== PROBLEM DETAILS ==
Output the data word for word, dropping every image.

== EXTRACTED INFORMATION ==
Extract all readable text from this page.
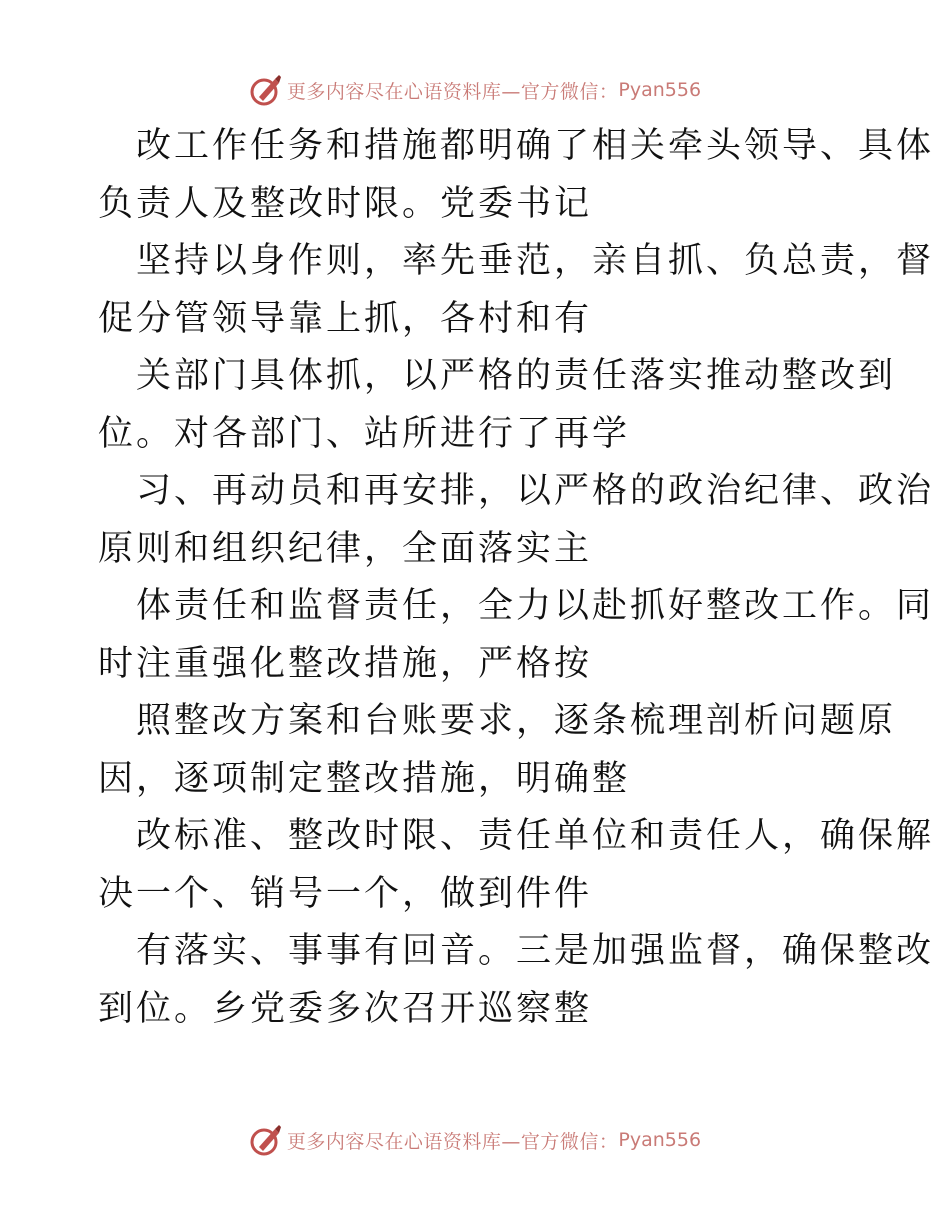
更多内容尽在心语资料库—官方微信： Pyan556
改工作任务和措施都明确了相关牵头领导、具体
负责人及整改时限。党委书记
坚持以身作则，率先垂范，亲自抓、负总责，督
促分管领导靠上抓，各村和有
关部门具体抓，以严格的责任落实推动整改到
位。对各部门、站所进行了再学
习、再动员和再安排，以严格的政治纪律、政治
原则和组织纪律，全面落实主
体责任和监督责任，全力以赴抓好整改工作。同
时注重强化整改措施，严格按
照整改方案和台账要求，逐条梳理剖析问题原
因，逐项制定整改措施，明确整
改标准、整改时限、责任单位和责任人，确保解
决一个、销号一个，做到件件
有落实、事事有回音。三是加强监督，确保整改
到位。乡党委多次召开巡察整
更多内容尽在心语资料库—官方微信： Pyan556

== CORRECT OUTPUT ==
Extract all readable text from this page.
更多内容尽在心语资料库—官方微信： Pyan556
改工作任务和措施都明确了相关牵头领导、具体
负责人及整改时限。党委书记
坚持以身作则，率先垂范，亲自抓、负总责，督
促分管领导靠上抓，各村和有
关部门具体抓，以严格的责任落实推动整改到
位。对各部门、站所进行了再学
习、再动员和再安排，以严格的政治纪律、政治
原则和组织纪律，全面落实主
体责任和监督责任，全力以赴抓好整改工作。同
时注重强化整改措施，严格按
照整改方案和台账要求，逐条梳理剖析问题原
因，逐项制定整改措施，明确整
改标准、整改时限、责任单位和责任人，确保解
决一个、销号一个，做到件件
有落实、事事有回音。三是加强监督，确保整改
到位。乡党委多次召开巡察整
更多内容尽在心语资料库—官方微信： Pyan556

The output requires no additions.